### Objective
All lines in which the word "literie" occurs are to be extracted.

Dataset items:
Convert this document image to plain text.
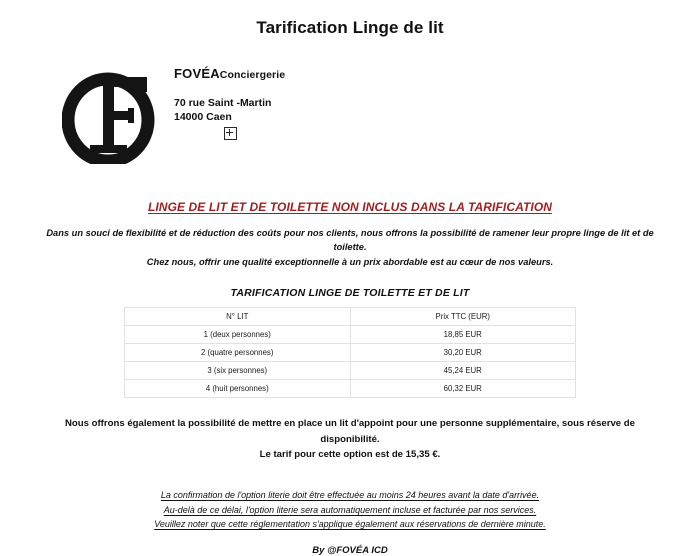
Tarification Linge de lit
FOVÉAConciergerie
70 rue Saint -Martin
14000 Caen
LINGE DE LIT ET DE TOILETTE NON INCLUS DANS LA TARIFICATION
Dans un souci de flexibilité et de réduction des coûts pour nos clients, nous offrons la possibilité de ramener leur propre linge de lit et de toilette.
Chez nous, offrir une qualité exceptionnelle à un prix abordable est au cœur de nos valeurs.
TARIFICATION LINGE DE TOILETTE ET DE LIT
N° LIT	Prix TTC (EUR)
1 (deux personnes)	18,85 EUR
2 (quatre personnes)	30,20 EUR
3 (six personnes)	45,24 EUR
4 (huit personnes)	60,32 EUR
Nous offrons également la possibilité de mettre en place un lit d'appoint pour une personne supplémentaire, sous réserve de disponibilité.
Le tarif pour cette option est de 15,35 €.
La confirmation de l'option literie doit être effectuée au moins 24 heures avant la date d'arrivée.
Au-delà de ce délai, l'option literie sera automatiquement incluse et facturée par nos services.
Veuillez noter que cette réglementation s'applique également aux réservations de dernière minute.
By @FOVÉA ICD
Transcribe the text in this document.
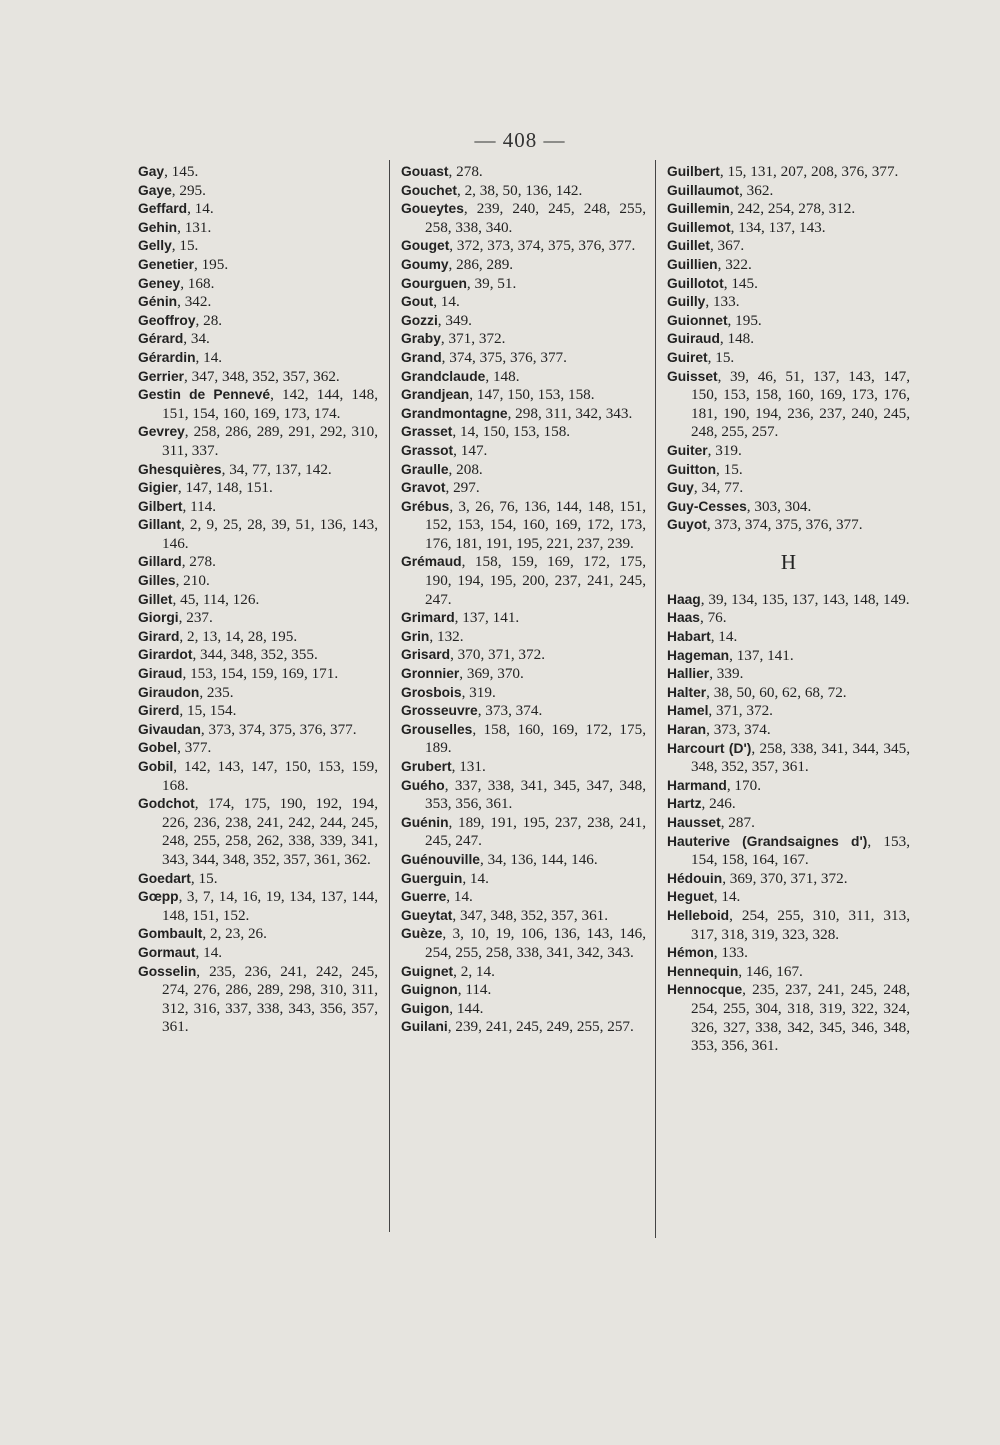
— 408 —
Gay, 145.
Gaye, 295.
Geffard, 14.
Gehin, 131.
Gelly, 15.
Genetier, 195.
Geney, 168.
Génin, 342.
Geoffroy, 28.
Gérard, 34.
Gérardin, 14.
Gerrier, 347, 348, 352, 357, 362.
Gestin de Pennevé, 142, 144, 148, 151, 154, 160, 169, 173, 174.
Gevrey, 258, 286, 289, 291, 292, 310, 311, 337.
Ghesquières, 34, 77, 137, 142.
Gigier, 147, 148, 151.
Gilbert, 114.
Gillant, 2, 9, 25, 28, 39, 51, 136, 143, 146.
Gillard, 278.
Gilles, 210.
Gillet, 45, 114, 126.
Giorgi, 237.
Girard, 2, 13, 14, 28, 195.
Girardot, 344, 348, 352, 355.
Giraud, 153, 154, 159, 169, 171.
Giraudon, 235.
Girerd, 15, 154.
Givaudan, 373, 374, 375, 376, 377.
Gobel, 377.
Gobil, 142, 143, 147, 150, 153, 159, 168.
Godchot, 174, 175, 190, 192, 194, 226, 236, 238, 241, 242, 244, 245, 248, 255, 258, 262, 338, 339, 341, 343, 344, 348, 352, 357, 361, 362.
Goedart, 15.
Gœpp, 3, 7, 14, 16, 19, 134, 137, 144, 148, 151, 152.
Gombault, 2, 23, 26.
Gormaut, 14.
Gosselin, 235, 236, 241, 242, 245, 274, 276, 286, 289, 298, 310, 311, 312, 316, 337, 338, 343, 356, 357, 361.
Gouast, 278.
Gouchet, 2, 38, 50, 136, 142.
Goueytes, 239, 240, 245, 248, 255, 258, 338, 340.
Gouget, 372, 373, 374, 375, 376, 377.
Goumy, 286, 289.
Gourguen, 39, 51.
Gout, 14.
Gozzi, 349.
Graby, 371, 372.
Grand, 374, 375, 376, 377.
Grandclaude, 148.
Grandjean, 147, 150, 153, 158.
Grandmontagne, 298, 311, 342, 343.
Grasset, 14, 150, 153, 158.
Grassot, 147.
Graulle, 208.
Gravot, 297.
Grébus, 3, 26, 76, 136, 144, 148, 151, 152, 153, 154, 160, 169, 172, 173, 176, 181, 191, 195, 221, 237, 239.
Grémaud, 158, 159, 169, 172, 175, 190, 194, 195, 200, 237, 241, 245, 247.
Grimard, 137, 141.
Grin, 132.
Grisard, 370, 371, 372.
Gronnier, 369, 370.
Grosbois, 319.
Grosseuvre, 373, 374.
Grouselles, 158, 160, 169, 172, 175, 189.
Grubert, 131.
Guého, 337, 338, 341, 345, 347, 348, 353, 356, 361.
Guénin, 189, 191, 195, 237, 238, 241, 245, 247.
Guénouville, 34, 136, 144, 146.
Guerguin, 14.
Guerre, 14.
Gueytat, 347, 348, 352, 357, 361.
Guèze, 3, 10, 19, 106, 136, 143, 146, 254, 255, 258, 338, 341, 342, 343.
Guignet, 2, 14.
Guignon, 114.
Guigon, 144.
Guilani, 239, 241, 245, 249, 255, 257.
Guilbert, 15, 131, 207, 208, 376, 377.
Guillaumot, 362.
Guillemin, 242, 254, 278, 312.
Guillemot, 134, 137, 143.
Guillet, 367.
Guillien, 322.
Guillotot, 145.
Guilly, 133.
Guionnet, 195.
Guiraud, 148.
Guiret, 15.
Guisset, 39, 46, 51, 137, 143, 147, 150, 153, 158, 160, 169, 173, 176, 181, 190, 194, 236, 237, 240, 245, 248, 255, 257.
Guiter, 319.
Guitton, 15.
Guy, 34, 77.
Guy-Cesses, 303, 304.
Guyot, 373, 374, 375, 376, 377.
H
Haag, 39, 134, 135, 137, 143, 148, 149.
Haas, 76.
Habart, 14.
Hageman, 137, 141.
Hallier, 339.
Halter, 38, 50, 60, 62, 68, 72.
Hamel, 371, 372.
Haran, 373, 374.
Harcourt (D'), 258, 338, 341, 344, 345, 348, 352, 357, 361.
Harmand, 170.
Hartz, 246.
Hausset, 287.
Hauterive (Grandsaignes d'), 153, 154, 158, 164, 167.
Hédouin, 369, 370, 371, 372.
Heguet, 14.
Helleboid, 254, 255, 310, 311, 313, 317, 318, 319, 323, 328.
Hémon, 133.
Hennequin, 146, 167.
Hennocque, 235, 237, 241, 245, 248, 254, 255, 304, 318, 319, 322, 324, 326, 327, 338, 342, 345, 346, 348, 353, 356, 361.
--
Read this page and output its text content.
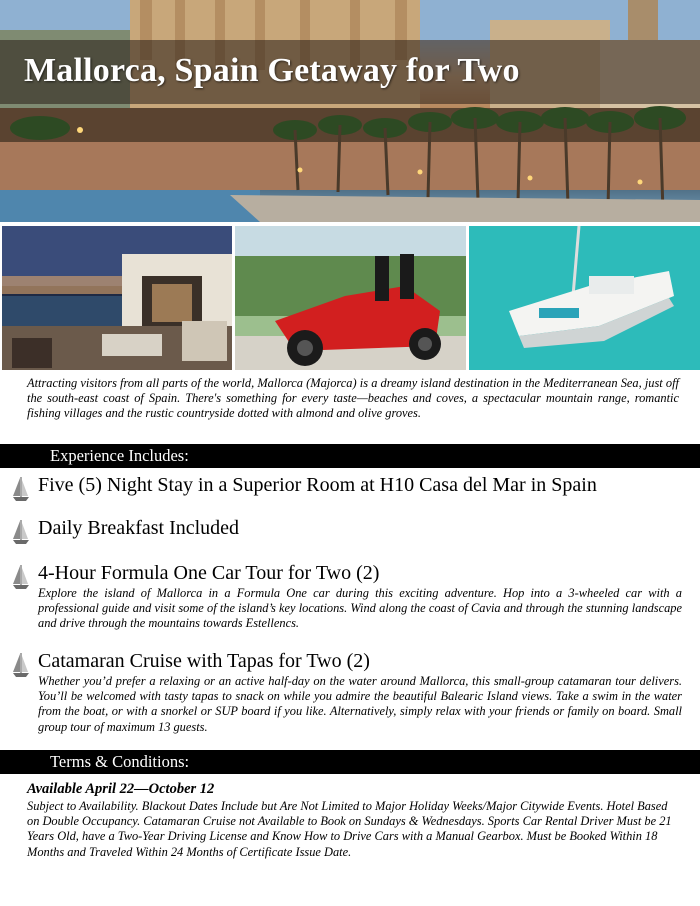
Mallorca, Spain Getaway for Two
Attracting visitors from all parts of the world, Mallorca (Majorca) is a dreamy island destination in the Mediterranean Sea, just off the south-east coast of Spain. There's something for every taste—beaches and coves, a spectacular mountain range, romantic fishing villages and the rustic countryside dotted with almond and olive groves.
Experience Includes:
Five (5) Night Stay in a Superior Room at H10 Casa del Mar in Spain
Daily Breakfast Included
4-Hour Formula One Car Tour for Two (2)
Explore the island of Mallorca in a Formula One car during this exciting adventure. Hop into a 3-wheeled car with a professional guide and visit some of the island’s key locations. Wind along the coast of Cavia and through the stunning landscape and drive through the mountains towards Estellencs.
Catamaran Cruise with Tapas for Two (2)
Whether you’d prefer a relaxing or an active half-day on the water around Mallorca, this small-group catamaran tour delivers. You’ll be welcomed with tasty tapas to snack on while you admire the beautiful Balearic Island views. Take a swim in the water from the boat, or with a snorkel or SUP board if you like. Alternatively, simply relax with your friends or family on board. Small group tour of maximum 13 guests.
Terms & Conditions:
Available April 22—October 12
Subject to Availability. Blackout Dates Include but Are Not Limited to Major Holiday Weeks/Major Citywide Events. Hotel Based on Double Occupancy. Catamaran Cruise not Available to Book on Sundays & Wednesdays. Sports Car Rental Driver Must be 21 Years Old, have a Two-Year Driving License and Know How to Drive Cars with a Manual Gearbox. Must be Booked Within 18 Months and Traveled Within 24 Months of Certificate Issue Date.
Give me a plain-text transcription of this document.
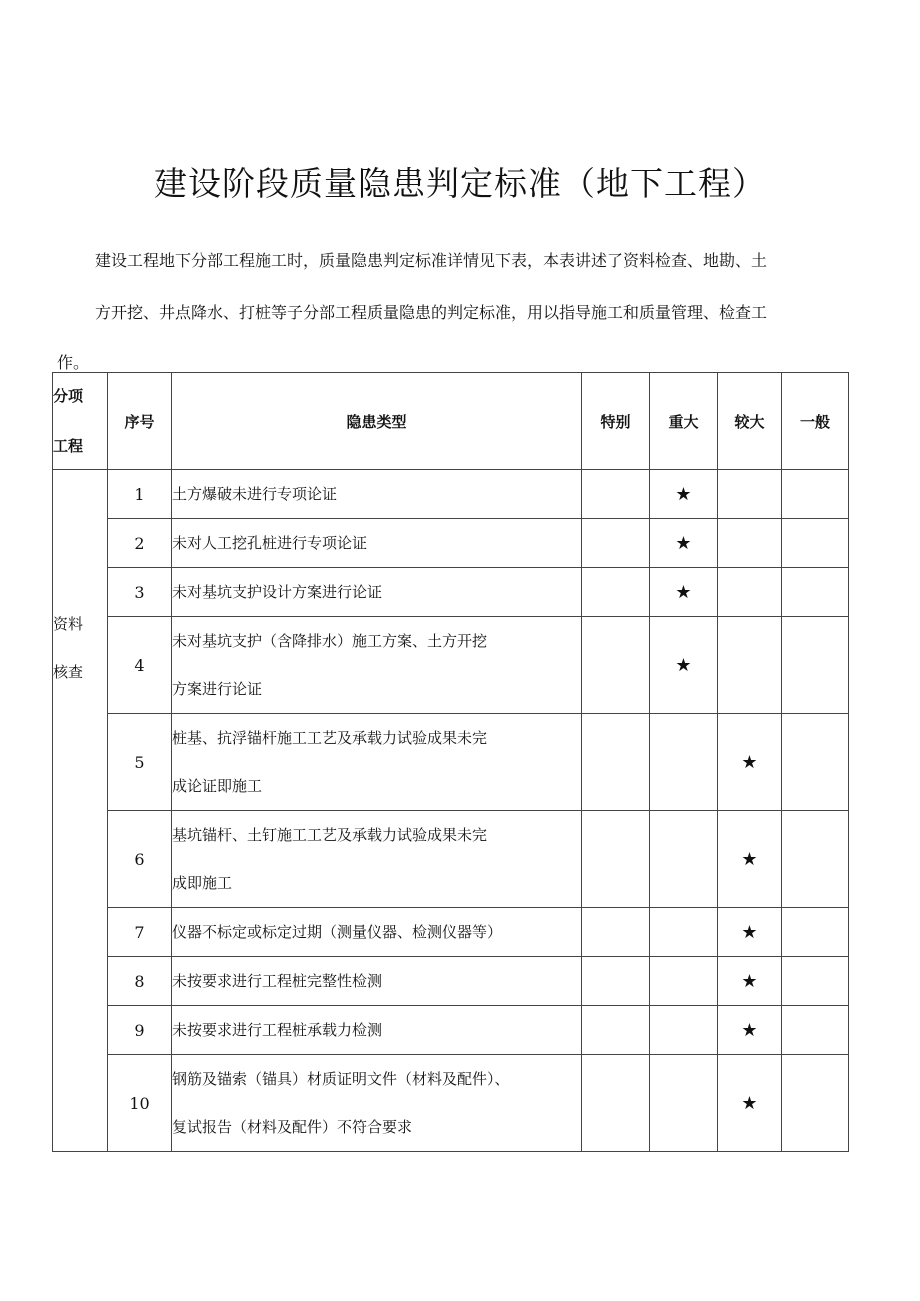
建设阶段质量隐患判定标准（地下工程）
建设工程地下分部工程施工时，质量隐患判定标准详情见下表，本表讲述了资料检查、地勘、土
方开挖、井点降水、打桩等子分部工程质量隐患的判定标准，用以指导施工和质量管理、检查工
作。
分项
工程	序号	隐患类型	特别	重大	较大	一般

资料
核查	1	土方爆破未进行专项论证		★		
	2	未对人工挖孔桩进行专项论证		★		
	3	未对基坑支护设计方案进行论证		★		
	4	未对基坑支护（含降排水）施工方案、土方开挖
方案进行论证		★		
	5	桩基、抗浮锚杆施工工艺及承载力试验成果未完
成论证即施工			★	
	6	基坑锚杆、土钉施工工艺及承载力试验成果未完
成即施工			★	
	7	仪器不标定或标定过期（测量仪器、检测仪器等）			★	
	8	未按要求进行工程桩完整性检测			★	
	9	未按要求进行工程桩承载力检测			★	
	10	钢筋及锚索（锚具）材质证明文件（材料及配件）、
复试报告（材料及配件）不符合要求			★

### Answer below
La confirmation de l'option literie doit être effectuée au moins 24 heures avant la date d'arrivée.
Au-delà de ce délai, l'option literie sera automatiquement incluse et facturée par nos services.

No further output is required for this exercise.